- Goal of the exercise
Gather all lines with "What" from the records.
>>>>
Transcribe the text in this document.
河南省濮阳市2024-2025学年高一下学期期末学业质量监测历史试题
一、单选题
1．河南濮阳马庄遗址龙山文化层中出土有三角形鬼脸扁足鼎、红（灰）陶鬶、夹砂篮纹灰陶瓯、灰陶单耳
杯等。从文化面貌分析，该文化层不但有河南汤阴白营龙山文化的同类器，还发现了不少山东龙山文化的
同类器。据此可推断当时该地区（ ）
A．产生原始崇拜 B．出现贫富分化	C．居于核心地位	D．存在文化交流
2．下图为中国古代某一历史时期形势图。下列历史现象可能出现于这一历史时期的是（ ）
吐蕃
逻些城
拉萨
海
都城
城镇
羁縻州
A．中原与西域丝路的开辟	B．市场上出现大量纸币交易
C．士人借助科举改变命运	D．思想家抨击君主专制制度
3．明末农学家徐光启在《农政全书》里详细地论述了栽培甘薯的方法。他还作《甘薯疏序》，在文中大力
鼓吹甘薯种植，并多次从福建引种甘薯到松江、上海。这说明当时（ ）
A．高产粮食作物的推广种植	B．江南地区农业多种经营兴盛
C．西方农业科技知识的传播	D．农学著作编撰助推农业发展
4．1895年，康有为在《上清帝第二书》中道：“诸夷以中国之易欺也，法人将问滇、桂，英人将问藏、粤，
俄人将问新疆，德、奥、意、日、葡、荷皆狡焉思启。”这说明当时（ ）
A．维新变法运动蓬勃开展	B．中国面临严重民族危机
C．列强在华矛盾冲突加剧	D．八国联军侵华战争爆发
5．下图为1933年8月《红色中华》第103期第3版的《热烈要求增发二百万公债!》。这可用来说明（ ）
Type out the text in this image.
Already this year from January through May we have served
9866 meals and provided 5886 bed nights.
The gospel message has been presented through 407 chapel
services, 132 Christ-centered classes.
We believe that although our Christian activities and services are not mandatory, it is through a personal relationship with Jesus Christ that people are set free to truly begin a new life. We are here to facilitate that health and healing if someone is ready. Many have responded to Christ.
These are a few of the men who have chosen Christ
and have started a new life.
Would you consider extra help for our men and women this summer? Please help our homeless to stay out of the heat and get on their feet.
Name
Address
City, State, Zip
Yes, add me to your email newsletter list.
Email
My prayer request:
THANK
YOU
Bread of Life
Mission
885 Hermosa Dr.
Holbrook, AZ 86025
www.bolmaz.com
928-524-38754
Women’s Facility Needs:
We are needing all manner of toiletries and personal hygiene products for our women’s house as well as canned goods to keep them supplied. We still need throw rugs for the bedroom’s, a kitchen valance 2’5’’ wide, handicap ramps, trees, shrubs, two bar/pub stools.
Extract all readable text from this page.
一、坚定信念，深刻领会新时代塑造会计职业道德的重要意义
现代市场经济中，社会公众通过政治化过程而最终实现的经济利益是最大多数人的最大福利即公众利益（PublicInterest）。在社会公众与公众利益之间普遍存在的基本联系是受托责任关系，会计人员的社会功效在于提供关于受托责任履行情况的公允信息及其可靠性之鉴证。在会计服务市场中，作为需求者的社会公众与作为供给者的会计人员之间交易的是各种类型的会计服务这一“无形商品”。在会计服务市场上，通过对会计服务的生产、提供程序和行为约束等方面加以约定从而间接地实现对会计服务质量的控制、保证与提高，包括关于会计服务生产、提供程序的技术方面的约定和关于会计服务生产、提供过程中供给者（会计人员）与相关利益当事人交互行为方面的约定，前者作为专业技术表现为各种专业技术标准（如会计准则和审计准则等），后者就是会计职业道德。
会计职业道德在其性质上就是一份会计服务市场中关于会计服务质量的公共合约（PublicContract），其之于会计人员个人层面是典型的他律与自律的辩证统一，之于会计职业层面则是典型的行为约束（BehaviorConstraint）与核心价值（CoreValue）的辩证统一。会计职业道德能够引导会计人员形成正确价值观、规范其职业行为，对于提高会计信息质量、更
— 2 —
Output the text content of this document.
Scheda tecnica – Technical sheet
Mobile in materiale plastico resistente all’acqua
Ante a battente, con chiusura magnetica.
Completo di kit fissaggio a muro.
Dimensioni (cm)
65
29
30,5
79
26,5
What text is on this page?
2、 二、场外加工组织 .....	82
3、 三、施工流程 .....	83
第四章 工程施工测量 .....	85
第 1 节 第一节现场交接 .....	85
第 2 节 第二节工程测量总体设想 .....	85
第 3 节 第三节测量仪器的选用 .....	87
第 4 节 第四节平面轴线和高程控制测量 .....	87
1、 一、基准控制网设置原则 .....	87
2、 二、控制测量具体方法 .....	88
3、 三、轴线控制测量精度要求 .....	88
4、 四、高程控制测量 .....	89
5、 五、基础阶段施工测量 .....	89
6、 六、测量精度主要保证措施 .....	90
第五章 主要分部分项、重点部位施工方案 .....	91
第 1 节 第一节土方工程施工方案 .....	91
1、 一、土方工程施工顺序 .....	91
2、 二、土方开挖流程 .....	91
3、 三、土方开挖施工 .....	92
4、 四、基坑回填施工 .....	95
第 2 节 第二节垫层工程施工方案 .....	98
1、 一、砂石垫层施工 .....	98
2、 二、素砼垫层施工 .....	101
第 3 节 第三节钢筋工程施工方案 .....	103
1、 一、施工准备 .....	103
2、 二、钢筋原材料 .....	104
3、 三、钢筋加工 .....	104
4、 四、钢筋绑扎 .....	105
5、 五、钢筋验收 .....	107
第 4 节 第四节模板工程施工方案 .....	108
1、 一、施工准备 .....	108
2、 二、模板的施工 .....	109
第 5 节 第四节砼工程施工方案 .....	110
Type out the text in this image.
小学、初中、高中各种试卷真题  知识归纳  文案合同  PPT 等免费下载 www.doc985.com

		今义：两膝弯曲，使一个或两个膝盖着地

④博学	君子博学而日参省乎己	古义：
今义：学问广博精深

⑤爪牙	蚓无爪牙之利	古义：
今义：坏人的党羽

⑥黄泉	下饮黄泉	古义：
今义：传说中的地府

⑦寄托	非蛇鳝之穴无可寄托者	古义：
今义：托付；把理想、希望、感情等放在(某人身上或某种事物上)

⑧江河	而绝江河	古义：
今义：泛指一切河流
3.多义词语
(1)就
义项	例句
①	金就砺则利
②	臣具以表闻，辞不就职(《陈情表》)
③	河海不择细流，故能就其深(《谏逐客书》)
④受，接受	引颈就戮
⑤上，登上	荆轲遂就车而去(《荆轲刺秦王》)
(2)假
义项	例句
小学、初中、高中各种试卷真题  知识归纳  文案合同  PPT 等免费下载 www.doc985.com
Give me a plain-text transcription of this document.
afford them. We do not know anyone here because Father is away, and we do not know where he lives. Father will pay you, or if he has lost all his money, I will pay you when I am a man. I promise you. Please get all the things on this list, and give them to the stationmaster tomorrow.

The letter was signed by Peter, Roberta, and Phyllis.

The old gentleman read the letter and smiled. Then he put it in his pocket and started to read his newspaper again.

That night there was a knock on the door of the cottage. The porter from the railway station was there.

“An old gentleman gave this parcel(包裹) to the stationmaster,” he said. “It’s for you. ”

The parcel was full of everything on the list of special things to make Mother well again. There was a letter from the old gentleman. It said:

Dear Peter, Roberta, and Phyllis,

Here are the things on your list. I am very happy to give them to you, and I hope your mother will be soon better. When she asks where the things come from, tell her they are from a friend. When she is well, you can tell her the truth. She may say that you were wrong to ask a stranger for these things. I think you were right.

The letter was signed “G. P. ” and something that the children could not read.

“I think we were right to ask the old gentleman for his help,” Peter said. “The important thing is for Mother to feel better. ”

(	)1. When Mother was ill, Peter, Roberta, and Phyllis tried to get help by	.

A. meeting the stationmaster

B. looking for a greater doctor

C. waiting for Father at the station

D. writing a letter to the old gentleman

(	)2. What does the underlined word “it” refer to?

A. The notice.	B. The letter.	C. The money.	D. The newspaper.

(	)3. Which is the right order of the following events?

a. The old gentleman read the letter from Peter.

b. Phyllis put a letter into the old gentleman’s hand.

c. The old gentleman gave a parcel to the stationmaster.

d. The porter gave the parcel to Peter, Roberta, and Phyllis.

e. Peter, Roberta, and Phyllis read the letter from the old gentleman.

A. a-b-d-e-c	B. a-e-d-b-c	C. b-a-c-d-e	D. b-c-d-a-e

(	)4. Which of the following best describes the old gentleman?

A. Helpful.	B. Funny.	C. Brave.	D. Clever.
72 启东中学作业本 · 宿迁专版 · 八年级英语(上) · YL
<<<<
- Result
What text is on this page?
(	)2. What does the underlined word “it” refer to?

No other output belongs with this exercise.